● DESCRIPTION OF THE TASK: Scan the entries for the string "прямо" and give the number of lines that have it, nothing further.

● DATA LISTING:
▼▼▼
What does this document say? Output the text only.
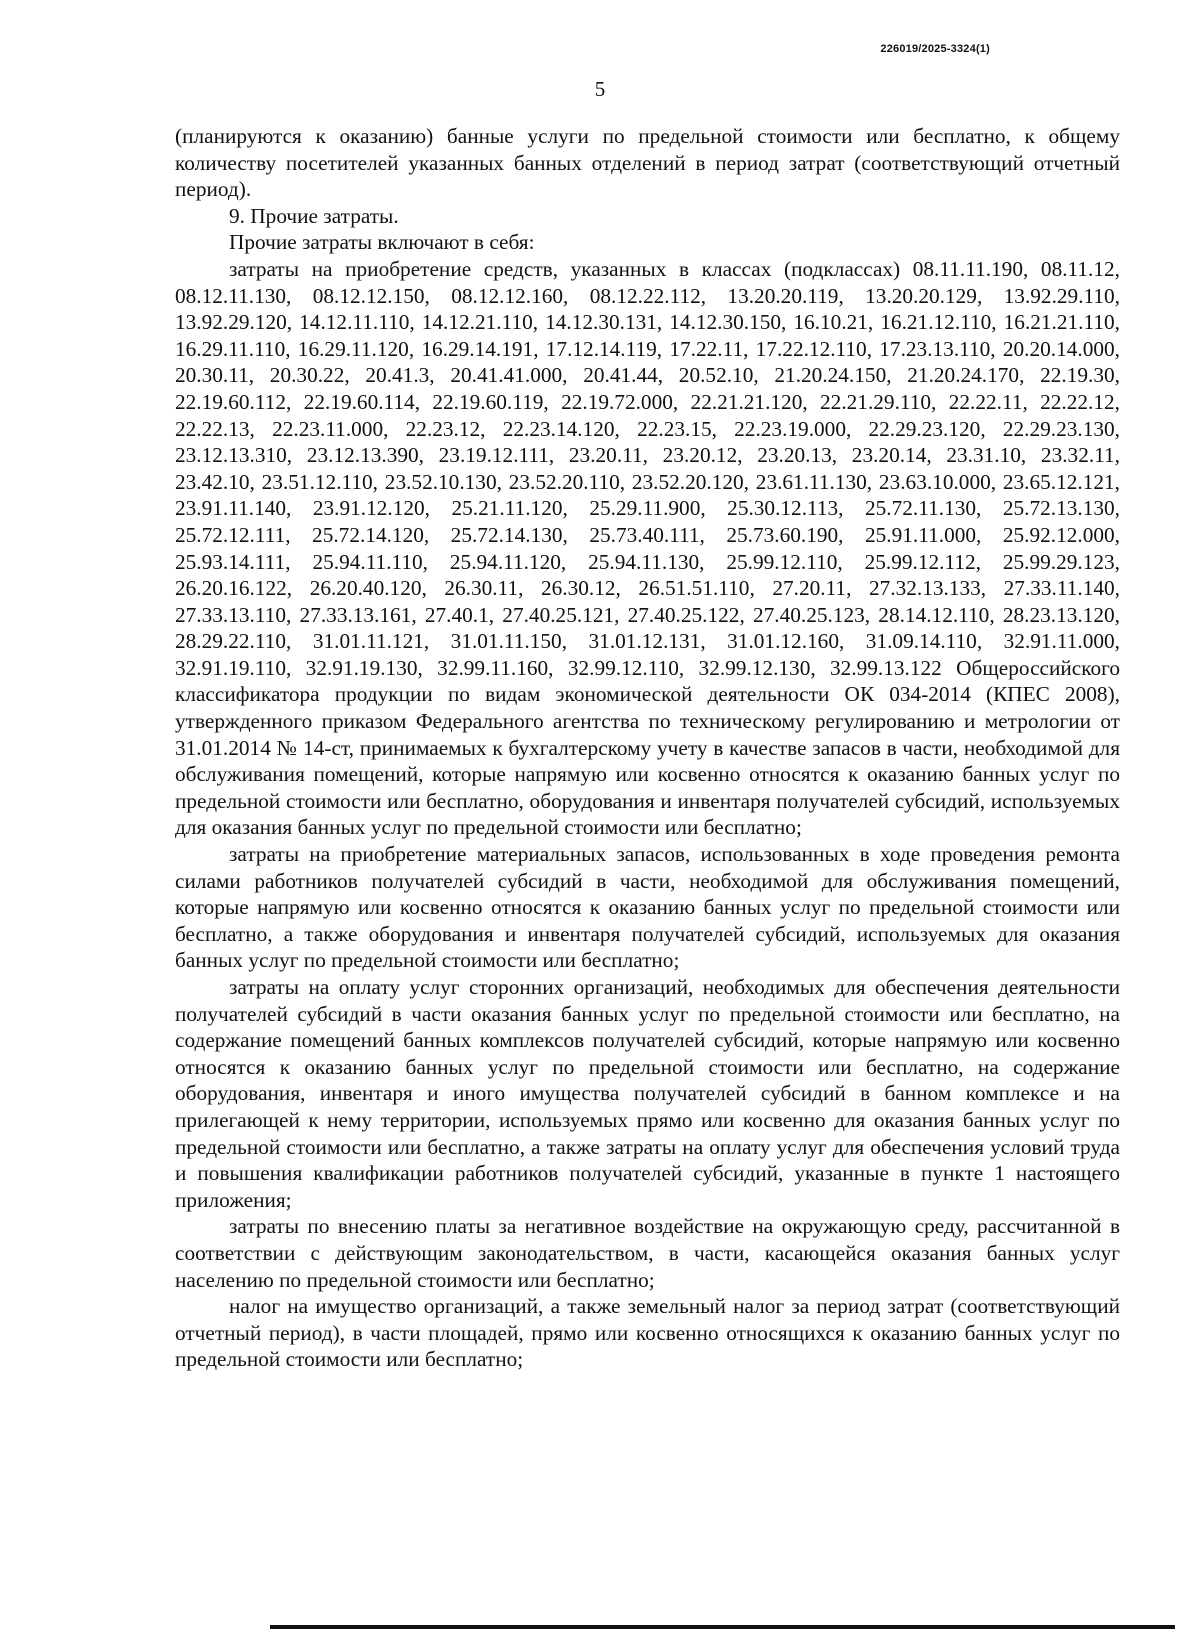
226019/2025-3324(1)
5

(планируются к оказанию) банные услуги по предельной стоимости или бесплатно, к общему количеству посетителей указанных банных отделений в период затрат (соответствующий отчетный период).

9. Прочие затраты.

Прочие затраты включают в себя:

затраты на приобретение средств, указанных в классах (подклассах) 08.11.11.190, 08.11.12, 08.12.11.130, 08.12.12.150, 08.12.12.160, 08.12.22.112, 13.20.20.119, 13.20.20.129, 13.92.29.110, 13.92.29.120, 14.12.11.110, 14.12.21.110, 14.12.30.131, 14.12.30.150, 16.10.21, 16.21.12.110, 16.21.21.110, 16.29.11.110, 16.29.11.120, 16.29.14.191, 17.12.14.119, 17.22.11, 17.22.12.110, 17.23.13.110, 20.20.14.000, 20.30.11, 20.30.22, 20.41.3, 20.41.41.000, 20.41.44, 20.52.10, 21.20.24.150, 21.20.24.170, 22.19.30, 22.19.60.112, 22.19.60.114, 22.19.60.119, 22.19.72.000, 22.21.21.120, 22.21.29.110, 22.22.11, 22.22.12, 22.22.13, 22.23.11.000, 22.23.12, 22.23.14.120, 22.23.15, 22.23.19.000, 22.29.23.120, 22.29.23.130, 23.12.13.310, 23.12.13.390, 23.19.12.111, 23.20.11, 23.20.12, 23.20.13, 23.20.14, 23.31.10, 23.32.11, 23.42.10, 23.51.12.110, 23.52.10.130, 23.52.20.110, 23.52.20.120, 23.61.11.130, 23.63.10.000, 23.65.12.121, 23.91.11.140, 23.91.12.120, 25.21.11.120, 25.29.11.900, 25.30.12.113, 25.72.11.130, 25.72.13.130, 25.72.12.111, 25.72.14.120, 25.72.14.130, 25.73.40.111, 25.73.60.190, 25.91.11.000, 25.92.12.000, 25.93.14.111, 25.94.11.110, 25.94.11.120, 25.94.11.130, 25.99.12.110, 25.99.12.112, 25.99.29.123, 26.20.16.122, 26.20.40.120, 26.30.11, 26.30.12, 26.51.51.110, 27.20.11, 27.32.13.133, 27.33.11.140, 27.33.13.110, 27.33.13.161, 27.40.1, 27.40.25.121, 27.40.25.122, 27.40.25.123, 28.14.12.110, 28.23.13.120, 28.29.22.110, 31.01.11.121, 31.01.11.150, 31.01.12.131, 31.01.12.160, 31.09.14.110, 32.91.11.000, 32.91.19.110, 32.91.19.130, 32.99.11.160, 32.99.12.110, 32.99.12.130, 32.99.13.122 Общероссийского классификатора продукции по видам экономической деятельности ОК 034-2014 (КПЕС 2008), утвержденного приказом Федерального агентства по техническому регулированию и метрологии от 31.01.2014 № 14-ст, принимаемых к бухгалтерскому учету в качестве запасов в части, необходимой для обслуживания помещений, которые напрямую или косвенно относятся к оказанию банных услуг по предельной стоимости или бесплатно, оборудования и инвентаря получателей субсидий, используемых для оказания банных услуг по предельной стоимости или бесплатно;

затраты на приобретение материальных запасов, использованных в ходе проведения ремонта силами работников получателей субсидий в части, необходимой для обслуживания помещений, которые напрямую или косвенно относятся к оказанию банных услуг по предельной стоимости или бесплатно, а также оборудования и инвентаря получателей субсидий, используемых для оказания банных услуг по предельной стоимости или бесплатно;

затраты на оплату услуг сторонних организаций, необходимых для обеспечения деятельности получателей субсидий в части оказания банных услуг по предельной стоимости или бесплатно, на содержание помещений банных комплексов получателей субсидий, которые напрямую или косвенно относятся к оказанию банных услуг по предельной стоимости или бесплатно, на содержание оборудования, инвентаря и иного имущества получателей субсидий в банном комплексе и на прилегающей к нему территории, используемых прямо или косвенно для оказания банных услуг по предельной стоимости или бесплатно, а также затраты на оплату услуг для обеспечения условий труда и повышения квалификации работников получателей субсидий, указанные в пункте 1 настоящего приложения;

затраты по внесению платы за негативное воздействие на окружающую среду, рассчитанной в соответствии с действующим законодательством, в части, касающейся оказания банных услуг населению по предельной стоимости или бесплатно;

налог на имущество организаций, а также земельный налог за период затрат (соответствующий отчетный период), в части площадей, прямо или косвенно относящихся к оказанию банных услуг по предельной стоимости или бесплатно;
▲▲▲
▼▼▼
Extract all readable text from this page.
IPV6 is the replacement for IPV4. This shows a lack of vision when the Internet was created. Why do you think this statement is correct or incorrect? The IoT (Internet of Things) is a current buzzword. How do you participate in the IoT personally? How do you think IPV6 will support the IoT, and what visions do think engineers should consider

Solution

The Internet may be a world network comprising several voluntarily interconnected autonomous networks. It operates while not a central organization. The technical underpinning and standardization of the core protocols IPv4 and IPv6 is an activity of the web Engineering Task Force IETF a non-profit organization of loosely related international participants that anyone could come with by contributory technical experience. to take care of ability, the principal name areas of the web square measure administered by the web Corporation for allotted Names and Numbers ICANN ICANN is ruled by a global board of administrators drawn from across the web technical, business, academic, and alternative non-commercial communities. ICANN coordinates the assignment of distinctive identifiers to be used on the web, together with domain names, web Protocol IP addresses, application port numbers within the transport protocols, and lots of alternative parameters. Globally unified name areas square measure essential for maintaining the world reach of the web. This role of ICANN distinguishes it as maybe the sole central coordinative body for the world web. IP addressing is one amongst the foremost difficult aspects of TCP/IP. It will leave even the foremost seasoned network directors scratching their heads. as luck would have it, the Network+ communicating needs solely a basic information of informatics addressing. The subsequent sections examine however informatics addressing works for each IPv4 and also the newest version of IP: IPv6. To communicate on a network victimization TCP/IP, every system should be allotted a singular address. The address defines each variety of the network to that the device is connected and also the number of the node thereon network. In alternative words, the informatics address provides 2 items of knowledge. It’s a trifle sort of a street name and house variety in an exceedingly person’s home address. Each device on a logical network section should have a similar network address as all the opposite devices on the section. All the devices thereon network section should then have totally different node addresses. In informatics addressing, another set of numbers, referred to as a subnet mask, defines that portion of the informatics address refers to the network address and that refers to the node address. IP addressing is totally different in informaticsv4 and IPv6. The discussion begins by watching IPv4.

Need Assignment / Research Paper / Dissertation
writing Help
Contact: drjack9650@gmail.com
▲▲▲
● RESPONSE BELOW: 2